Rows from a figure dataset:
==================================================

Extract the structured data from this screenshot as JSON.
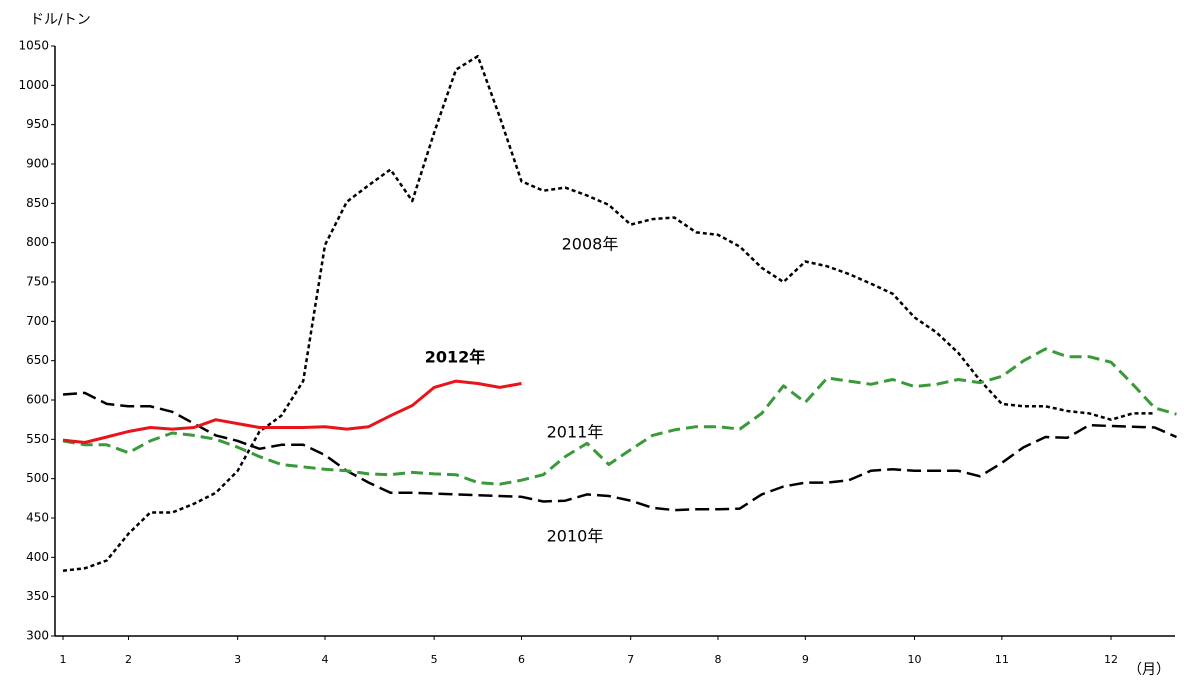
{
  "chart_data": {
    "type": "line",
    "y_unit": "ドル/トン",
    "x_unit": "（月）",
    "categories": [
      "1",
      null,
      null,
      "2",
      null,
      null,
      null,
      null,
      "3",
      null,
      null,
      null,
      "4",
      null,
      null,
      null,
      null,
      "5",
      null,
      null,
      null,
      "6",
      null,
      null,
      null,
      null,
      "7",
      null,
      null,
      null,
      "8",
      null,
      null,
      null,
      "9",
      null,
      null,
      null,
      null,
      "10",
      null,
      null,
      null,
      "11",
      null,
      null,
      null,
      null,
      "12",
      null,
      null,
      null
    ],
    "series": [
      {
        "name": "2008年",
        "color": "#000000",
        "values": [
          383,
          386,
          396,
          430,
          457,
          457,
          468,
          482,
          510,
          560,
          580,
          624,
          797,
          852,
          873,
          893,
          853,
          940,
          1020,
          1037,
          960,
          878,
          866,
          870,
          860,
          848,
          823,
          830,
          832,
          813,
          810,
          795,
          768,
          750,
          776,
          770,
          760,
          748,
          735,
          705,
          686,
          660,
          625,
          595,
          592,
          592,
          586,
          583,
          575,
          583,
          583,
          null
        ]
      },
      {
        "name": "2010年",
        "color": "#000000",
        "values": [
          607,
          609,
          595,
          592,
          592,
          585,
          570,
          555,
          548,
          538,
          543,
          543,
          530,
          510,
          495,
          482,
          482,
          481,
          480,
          479,
          478,
          477,
          471,
          472,
          480,
          478,
          472,
          463,
          460,
          461,
          461,
          462,
          480,
          490,
          495,
          495,
          498,
          510,
          512,
          510,
          510,
          510,
          503,
          520,
          540,
          553,
          552,
          568,
          567,
          566,
          565,
          553
        ]
      },
      {
        "name": "2011年",
        "color": "#3a9a3a",
        "values": [
          548,
          543,
          543,
          533,
          548,
          558,
          555,
          550,
          540,
          528,
          518,
          515,
          512,
          510,
          506,
          505,
          508,
          506,
          505,
          495,
          493,
          498,
          505,
          528,
          545,
          518,
          537,
          555,
          562,
          566,
          566,
          563,
          583,
          618,
          597,
          628,
          624,
          620,
          626,
          617,
          620,
          626,
          622,
          630,
          650,
          665,
          655,
          655,
          648,
          620,
          590,
          582
        ]
      },
      {
        "name": "2012年",
        "color": "#e8141a",
        "values": [
          549,
          546,
          553,
          560,
          565,
          563,
          565,
          575,
          570,
          565,
          565,
          565,
          566,
          563,
          566,
          580,
          593,
          616,
          624,
          621,
          616,
          621,
          null,
          null,
          null,
          null,
          null,
          null,
          null,
          null,
          null,
          null,
          null,
          null,
          null,
          null,
          null,
          null,
          null,
          null,
          null,
          null,
          null,
          null,
          null,
          null,
          null,
          null,
          null,
          null,
          null,
          null
        ]
      }
    ],
    "ylim": [
      300,
      1050
    ],
    "yticks": [
      300,
      350,
      400,
      450,
      500,
      550,
      600,
      650,
      700,
      750,
      800,
      850,
      900,
      950,
      1000,
      1050
    ],
    "grid": false
  }
}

==================================================

▶ _Given problem_: The records above must be echoed exactly, minus their pictures.

▶ _Result of this task_:
Extract the structured data from this screenshot as JSON.
{
  "chart_data": {
    "type": "line",
    "y_unit": "ドル/トン",
    "x_unit": "（月）",
    "categories": [
      "1",
      null,
      null,
      "2",
      null,
      null,
      null,
      null,
      "3",
      null,
      null,
      null,
      "4",
      null,
      null,
      null,
      null,
      "5",
      null,
      null,
      null,
      "6",
      null,
      null,
      null,
      null,
      "7",
      null,
      null,
      null,
      "8",
      null,
      null,
      null,
      "9",
      null,
      null,
      null,
      null,
      "10",
      null,
      null,
      null,
      "11",
      null,
      null,
      null,
      null,
      "12",
      null,
      null,
      null
    ],
    "series": [
      {
        "name": "2008年",
        "color": "#000000",
        "values": [
          383,
          386,
          396,
          430,
          457,
          457,
          468,
          482,
          510,
          560,
          580,
          624,
          797,
          852,
          873,
          893,
          853,
          940,
          1020,
          1037,
          960,
          878,
          866,
          870,
          860,
          848,
          823,
          830,
          832,
          813,
          810,
          795,
          768,
          750,
          776,
          770,
          760,
          748,
          735,
          705,
          686,
          660,
          625,
          595,
          592,
          592,
          586,
          583,
          575,
          583,
          583,
          null
        ]
      },
      {
        "name": "2010年",
        "color": "#000000",
        "values": [
          607,
          609,
          595,
          592,
          592,
          585,
          570,
          555,
          548,
          538,
          543,
          543,
          530,
          510,
          495,
          482,
          482,
          481,
          480,
          479,
          478,
          477,
          471,
          472,
          480,
          478,
          472,
          463,
          460,
          461,
          461,
          462,
          480,
          490,
          495,
          495,
          498,
          510,
          512,
          510,
          510,
          510,
          503,
          520,
          540,
          553,
          552,
          568,
          567,
          566,
          565,
          553
        ]
      },
      {
        "name": "2011年",
        "color": "#3a9a3a",
        "values": [
          548,
          543,
          543,
          533,
          548,
          558,
          555,
          550,
          540,
          528,
          518,
          515,
          512,
          510,
          506,
          505,
          508,
          506,
          505,
          495,
          493,
          498,
          505,
          528,
          545,
          518,
          537,
          555,
          562,
          566,
          566,
          563,
          583,
          618,
          597,
          628,
          624,
          620,
          626,
          617,
          620,
          626,
          622,
          630,
          650,
          665,
          655,
          655,
          648,
          620,
          590,
          582
        ]
      },
      {
        "name": "2012年",
        "color": "#e8141a",
        "values": [
          549,
          546,
          553,
          560,
          565,
          563,
          565,
          575,
          570,
          565,
          565,
          565,
          566,
          563,
          566,
          580,
          593,
          616,
          624,
          621,
          616,
          621,
          null,
          null,
          null,
          null,
          null,
          null,
          null,
          null,
          null,
          null,
          null,
          null,
          null,
          null,
          null,
          null,
          null,
          null,
          null,
          null,
          null,
          null,
          null,
          null,
          null,
          null,
          null,
          null,
          null,
          null
        ]
      }
    ],
    "ylim": [
      300,
      1050
    ],
    "yticks": [
      300,
      350,
      400,
      450,
      500,
      550,
      600,
      650,
      700,
      750,
      800,
      850,
      900,
      950,
      1000,
      1050
    ],
    "grid": false
  }
}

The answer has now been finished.